### Aim of the exercise:
Reproduce all of the data that follows, character for character.

### Exercise material:

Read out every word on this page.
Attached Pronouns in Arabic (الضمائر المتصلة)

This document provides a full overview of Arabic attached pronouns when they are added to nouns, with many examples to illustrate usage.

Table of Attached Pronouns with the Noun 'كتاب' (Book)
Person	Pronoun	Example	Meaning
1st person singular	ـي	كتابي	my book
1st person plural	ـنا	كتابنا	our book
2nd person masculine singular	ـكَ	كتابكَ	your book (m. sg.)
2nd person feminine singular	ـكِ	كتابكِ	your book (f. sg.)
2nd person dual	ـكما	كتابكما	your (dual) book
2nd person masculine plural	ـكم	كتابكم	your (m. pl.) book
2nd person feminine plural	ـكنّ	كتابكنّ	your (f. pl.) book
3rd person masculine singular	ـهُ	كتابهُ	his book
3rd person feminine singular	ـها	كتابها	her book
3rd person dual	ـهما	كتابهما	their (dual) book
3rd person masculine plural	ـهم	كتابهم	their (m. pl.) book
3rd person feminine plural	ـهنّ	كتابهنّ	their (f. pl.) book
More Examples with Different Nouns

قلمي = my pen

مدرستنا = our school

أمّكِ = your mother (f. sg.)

### Result for this exercise:
Read out every word on this page.
Attached Pronouns in Arabic (الضمائر المتصلة)

This document provides a full overview of Arabic attached pronouns when they are added to nouns, with many examples to illustrate usage.

Table of Attached Pronouns with the Noun 'كتاب' (Book)
Person	Pronoun	Example	Meaning
1st person singular	ـي	كتابي	my book
1st person plural	ـنا	كتابنا	our book
2nd person masculine singular	ـكَ	كتابكَ	your book (m. sg.)
2nd person feminine singular	ـكِ	كتابكِ	your book (f. sg.)
2nd person dual	ـكما	كتابكما	your (dual) book
2nd person masculine plural	ـكم	كتابكم	your (m. pl.) book
2nd person feminine plural	ـكنّ	كتابكنّ	your (f. pl.) book
3rd person masculine singular	ـهُ	كتابهُ	his book
3rd person feminine singular	ـها	كتابها	her book
3rd person dual	ـهما	كتابهما	their (dual) book
3rd person masculine plural	ـهم	كتابهم	their (m. pl.) book
3rd person feminine plural	ـهنّ	كتابهنّ	their (f. pl.) book
More Examples with Different Nouns

قلمي = my pen

مدرستنا = our school

أمّكِ = your mother (f. sg.)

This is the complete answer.